### Given exercise A
Please switch "sidebar-item-label" to "nav-item-label" in the records, starting with the line with "What elements are" and going on through the line with "337, 1438, 376]". Return only those lines, otherwise unchanged, and leave out the pictures.

### Source extract

--- Start ---

It is difficult to understand without seeing the actual figure. If you could attach a copy of it, that would be helpful. To attach a figure, click the "Go Advanced" button below, then click the paper clip icon just to the right of the smiley-face icon.
 
  • #3
Ok Here is an image:
Elevation-of-simple-reciprocating-steam-engine.jpg


I also have a question about when I am calculating the rotaitonal KE of the rod. Does it rotate around an axis through its centre, or the axis where it connects to the piston?
 
  • #4
Well, I'm still perplexed by this one. Have you posted all the given information? Copying the problem statement exactly, word-for-word, is generally a good idea.

To answer two of your questions: the work done by the piston in one cycle is not zero if there is any net heat either added or taken away during a cycle. As for the KE of the rod, you can calculate the total KE as rotational KE about the center-of-mass, plus the translational KE of the center-of-mass. Since the end point is not actually fixed in place, I would not use it as a reference point for the rotation.

--- End ---

### Records supplied
--- Start ---

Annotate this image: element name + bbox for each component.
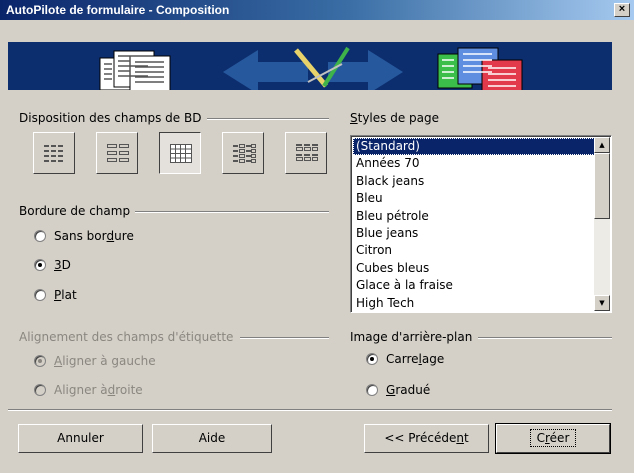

--- End ---
--- Start ---

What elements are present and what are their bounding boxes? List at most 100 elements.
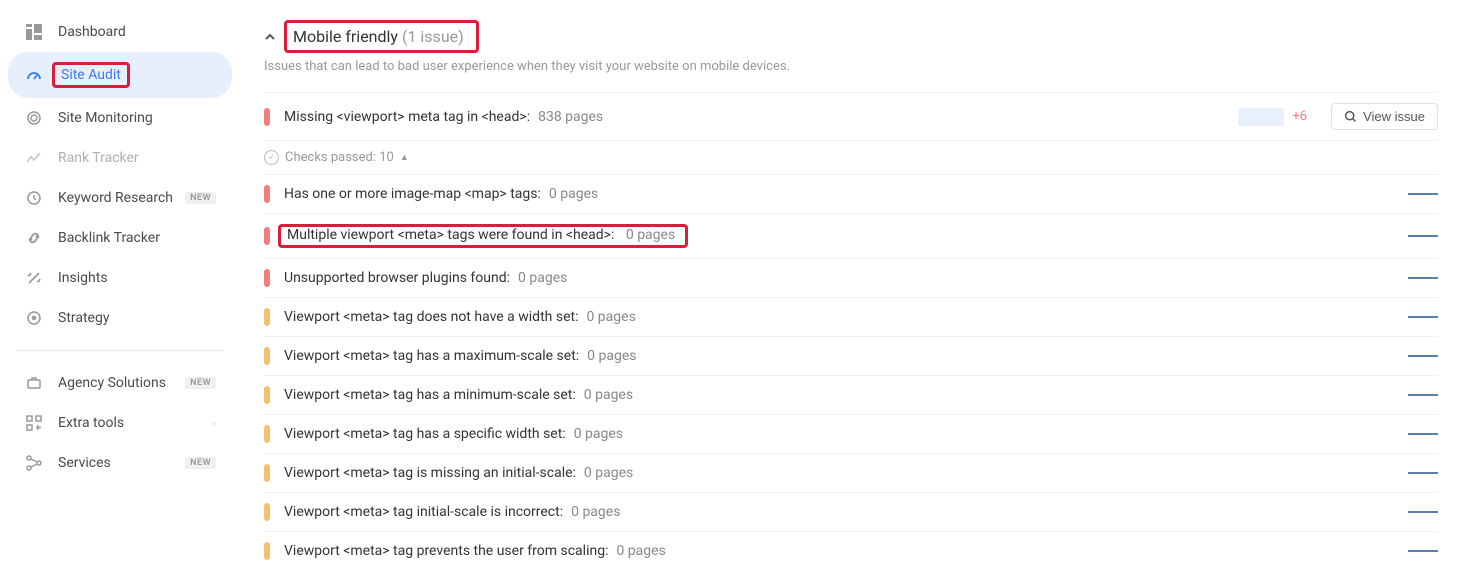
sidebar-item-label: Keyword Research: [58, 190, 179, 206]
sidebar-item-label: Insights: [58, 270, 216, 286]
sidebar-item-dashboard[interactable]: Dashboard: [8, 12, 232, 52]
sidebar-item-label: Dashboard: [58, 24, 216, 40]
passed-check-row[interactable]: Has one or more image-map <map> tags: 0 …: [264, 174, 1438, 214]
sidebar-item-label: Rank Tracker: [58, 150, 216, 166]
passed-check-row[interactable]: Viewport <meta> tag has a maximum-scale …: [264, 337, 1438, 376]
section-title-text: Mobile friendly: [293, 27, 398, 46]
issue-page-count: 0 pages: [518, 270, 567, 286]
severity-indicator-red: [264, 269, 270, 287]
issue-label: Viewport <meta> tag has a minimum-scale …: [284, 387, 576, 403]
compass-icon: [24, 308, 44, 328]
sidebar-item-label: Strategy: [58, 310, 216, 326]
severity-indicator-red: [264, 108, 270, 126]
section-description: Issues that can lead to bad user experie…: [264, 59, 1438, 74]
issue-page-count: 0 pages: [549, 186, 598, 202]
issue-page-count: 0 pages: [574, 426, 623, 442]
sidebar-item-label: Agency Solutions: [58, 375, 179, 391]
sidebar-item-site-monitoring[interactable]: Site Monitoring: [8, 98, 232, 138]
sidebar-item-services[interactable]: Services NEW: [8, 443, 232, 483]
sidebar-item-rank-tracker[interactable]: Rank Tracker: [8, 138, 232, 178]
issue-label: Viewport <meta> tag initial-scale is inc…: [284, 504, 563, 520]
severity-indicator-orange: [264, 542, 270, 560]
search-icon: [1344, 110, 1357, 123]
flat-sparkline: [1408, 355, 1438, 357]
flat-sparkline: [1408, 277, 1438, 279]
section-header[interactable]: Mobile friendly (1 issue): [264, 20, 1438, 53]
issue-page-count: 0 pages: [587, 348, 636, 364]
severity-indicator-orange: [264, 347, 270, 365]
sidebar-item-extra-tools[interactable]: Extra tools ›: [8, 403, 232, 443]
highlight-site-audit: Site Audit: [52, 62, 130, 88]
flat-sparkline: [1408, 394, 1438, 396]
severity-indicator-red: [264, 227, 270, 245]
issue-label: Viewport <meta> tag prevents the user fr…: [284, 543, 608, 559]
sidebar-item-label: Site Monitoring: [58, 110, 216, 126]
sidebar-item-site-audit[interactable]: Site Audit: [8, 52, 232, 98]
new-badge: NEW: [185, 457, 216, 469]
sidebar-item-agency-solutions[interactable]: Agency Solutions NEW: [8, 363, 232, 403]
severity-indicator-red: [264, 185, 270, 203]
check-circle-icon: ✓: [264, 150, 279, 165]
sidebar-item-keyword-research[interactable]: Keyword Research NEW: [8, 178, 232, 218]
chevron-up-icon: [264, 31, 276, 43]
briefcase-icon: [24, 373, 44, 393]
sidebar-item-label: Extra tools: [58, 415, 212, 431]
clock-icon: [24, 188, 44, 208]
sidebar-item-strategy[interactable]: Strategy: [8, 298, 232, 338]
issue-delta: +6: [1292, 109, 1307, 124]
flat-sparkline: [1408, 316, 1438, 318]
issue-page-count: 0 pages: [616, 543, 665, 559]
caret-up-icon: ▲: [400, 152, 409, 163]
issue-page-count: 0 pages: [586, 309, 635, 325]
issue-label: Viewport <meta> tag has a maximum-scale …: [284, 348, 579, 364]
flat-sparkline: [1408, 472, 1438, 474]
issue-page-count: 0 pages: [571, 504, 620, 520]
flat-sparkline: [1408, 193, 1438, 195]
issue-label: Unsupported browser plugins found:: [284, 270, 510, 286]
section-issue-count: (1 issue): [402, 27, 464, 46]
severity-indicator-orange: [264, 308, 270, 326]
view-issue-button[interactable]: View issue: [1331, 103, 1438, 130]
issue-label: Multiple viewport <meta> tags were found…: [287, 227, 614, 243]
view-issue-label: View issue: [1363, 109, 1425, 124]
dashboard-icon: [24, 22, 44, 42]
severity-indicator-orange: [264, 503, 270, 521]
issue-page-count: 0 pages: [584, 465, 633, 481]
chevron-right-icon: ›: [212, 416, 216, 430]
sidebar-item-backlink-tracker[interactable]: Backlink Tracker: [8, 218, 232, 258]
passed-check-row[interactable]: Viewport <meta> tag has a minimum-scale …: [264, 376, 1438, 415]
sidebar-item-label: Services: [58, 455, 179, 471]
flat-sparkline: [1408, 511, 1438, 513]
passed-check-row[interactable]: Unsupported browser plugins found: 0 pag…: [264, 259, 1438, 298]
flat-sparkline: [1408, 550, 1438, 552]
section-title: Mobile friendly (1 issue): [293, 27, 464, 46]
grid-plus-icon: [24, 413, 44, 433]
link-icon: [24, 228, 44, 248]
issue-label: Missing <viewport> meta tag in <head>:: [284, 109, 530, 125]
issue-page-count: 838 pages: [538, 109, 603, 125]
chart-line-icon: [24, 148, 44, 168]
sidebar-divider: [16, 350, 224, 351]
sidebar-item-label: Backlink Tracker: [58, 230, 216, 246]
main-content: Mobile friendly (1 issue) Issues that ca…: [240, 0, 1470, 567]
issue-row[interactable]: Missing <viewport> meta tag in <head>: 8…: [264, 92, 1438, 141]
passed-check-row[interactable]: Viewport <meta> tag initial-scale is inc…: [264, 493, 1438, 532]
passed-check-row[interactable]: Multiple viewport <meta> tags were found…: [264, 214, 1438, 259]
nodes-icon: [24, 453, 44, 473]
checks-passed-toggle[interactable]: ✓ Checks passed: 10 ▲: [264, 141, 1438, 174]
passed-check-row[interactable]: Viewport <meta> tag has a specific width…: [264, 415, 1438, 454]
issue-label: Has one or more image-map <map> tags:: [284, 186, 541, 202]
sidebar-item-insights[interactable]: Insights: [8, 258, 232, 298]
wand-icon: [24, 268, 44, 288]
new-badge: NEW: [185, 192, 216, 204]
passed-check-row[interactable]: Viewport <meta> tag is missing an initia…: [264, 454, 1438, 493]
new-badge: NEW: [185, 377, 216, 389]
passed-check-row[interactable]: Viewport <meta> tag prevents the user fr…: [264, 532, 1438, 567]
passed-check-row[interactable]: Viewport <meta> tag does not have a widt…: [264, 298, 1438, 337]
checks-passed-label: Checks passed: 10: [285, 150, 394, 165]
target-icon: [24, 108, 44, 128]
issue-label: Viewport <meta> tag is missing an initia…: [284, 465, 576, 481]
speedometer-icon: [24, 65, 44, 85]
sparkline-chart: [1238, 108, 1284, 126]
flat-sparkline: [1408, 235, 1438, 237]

--- End ---

### Given exercise B
Transcribe the steam engine thread starting with "I also have" and going on through "a good idea.".

### Solution A
What elements are present and what are their bounding boxes? List at most 100 elements.
nav-item-label: Keyword Research: [58, 190, 179, 206]
nav-item-label: Insights: [58, 270, 216, 286]
sidebar-item-dashboard[interactable]: Dashboard: [8, 12, 232, 52]
nav-item-label: Dashboard: [58, 24, 216, 40]
passed-check-row[interactable]: Has one or more image-map <map> tags: 0 …: [264, 174, 1438, 214]
nav-item-label: Rank Tracker: [58, 150, 216, 166]
passed-check-row[interactable]: Viewport <meta> tag has a maximum-scale …: [264, 337, 1438, 376]

### Solution B
I also have a question about when I am calculating the rotaitonal KE of the rod. Does it rotate around an axis through its centre, or the axis where it connects to the piston?
 
  • #4
Well, I'm still perplexed by this one. Have you posted all the given information? Copying the problem statement exactly, word-for-word, is generally a good idea.